When I was little I was always the odd one out. I was always targeted by bullies for being over emotional and never had more than one or two friends at a time until I reached fourth grade. Loneliness was kind of a given, and so was depression to tell the truth although I don't suppose I can quite call it that. It was more like continuous sadness. But had my loneliness and sadness became Loneliness and Sadness, I believe I would have prevailed a lot better. I was not lonely, Loneliness was stalking me. I could never be sad, Sadness could only spy on me. It is much easier to fight someone else than yourself and with the superhuman strength all children have, Loneliness and Sadness would have never stood a chance.
Monday, August 31, 2009
#2 Eat, Pray, Love by Elizabeth Gilbert 2006
After staying in Italy for ten days Liz succumbs back to loneliness and depression. Only Liz does not refer to them as "loneliness" and "depression" but as Loneliness and Depression. She personifies them as two cops with whom she was very familiar with after several years of enjoying their company. Loneliness is the nicer cop but is still ruthless and Depression is the brawn of the two. In the night that followed she wrote to herself in her notebook to bring herself much needed comfort. She wrote, "I am stronger than Depression and I am braver than Loneliness and nothing will ever exhaust me." When she awoke the next morning both Depression and Loneliness were gone.

Entries:

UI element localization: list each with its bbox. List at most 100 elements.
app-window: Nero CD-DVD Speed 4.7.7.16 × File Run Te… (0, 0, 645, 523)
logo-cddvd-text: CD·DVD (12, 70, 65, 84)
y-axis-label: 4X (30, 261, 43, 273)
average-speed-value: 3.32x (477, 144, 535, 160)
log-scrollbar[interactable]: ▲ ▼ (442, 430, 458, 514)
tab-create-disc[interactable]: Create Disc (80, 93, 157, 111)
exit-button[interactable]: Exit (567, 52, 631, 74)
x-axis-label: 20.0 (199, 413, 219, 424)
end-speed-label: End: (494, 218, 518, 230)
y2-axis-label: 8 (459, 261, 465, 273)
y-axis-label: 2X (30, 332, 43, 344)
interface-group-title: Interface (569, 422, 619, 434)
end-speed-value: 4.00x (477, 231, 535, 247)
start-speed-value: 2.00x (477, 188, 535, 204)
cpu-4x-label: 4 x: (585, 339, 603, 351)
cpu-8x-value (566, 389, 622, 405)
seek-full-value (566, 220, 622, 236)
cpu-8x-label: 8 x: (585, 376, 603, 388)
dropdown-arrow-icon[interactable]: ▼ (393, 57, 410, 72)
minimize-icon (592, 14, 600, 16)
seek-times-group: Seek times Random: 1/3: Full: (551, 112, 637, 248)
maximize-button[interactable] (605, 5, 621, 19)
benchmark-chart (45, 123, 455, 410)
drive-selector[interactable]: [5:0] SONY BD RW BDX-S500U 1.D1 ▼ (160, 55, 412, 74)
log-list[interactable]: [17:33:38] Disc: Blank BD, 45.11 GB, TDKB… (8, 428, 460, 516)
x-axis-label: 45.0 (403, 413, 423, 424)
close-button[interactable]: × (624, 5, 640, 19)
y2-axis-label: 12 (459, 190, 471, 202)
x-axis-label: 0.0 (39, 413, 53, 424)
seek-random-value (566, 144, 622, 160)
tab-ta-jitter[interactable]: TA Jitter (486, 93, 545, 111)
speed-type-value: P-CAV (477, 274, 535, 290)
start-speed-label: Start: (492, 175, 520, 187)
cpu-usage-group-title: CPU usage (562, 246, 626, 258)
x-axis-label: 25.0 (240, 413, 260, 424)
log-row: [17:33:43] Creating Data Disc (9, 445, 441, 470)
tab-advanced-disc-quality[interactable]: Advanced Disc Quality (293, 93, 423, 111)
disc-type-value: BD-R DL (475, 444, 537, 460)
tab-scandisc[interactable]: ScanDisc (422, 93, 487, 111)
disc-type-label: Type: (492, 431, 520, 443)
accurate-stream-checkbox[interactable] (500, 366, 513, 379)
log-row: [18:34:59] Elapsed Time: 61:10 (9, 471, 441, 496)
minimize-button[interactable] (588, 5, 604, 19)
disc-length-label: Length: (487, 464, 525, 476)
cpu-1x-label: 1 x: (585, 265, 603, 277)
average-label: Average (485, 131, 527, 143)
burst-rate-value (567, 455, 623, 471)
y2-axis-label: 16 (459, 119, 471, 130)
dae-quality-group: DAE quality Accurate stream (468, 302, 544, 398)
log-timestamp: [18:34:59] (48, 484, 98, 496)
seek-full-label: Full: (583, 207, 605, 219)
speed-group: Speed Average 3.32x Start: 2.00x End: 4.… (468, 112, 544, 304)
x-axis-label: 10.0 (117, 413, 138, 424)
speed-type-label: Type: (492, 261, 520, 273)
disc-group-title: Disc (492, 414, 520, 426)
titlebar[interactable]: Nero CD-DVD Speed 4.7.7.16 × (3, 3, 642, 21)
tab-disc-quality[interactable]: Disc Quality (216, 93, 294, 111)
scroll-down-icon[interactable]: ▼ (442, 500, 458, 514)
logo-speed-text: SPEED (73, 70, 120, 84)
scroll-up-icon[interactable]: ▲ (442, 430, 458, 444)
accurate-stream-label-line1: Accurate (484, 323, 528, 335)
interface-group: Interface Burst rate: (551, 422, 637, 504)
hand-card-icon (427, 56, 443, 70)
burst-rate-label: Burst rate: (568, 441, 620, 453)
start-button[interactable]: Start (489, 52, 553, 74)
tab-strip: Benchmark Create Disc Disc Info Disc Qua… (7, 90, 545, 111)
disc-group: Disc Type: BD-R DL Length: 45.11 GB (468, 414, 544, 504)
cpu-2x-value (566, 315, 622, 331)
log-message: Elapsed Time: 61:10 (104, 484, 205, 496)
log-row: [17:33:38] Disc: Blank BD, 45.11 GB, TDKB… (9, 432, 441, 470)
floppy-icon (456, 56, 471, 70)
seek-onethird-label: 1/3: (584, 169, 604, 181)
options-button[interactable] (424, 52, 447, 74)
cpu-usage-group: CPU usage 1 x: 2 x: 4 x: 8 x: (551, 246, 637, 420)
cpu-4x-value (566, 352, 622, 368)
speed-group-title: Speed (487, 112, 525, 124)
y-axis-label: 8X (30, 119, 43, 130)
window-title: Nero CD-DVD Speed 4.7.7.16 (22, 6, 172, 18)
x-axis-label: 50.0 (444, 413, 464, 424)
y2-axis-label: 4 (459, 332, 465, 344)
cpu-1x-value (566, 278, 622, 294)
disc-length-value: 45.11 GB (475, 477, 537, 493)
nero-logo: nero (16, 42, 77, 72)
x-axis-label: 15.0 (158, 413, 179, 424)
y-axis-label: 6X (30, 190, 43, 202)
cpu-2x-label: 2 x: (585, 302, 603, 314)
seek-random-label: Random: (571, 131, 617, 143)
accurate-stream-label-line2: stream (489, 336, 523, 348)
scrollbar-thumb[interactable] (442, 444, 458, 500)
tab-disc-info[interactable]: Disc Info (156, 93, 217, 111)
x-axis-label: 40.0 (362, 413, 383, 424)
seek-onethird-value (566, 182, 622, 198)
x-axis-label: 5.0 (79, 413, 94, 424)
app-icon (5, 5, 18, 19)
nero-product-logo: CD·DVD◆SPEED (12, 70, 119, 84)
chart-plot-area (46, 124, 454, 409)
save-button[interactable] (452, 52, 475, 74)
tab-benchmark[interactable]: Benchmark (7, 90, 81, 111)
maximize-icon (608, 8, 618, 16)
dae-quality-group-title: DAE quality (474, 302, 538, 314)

Exercise instructions:
a. In the blog post, how long does Liz stay in Italy before she falls back into loneliness and depression?
b. Repeat the passage from the blog post that begins at the words "When I was little" and stops after "stood a chance.".

Written responses:
a. Ten days.

b.
When I was little I was always the odd one out. I was always targeted by bullies for being over emotional and never had more than one or two friends at a time until I reached fourth grade. Loneliness was kind of a given, and so was depression to tell the truth although I don't suppose I can quite call it that. It was more like continuous sadness. But had my loneliness and sadness became Loneliness and Sadness, I believe I would have prevailed a lot better. I was not lonely, Loneliness was stalking me. I could never be sad, Sadness could only spy on me. It is much easier to fight someone else than yourself and with the superhuman strength all children have, Loneliness and Sadness would have never stood a chance.